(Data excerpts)
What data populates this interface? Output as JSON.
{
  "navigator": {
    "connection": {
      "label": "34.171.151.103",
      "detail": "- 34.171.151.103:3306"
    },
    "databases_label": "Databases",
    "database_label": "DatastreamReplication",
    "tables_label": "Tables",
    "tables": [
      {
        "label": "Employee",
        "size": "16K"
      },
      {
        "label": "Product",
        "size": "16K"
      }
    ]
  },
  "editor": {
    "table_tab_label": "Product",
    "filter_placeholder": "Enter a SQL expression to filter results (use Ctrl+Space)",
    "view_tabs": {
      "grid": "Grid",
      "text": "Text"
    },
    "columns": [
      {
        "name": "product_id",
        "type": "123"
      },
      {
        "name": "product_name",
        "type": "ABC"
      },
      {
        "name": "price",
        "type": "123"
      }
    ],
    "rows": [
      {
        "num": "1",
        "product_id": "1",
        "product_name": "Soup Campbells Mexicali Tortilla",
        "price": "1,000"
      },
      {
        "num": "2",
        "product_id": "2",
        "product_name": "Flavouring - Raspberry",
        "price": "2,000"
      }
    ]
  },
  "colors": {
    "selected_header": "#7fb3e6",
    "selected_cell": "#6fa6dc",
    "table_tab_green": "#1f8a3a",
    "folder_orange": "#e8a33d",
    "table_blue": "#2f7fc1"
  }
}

__JOB__.
Every entry should be printed again exactly as written.

__EXPECTED OUTPUT__.
What data populates this interface? Output as JSON.
{
  "navigator": {
    "connection": {
      "label": "34.171.151.103",
      "detail": "- 34.171.151.103:3306"
    },
    "databases_label": "Databases",
    "database_label": "DatastreamReplication",
    "tables_label": "Tables",
    "tables": [
      {
        "label": "Employee",
        "size": "16K"
      },
      {
        "label": "Product",
        "size": "16K"
      }
    ]
  },
  "editor": {
    "table_tab_label": "Product",
    "filter_placeholder": "Enter a SQL expression to filter results (use Ctrl+Space)",
    "view_tabs": {
      "grid": "Grid",
      "text": "Text"
    },
    "columns": [
      {
        "name": "product_id",
        "type": "123"
      },
      {
        "name": "product_name",
        "type": "ABC"
      },
      {
        "name": "price",
        "type": "123"
      }
    ],
    "rows": [
      {
        "num": "1",
        "product_id": "1",
        "product_name": "Soup Campbells Mexicali Tortilla",
        "price": "1,000"
      },
      {
        "num": "2",
        "product_id": "2",
        "product_name": "Flavouring - Raspberry",
        "price": "2,000"
      }
    ]
  },
  "colors": {
    "selected_header": "#7fb3e6",
    "selected_cell": "#6fa6dc",
    "table_tab_green": "#1f8a3a",
    "folder_orange": "#e8a33d",
    "table_blue": "#2f7fc1"
  }
}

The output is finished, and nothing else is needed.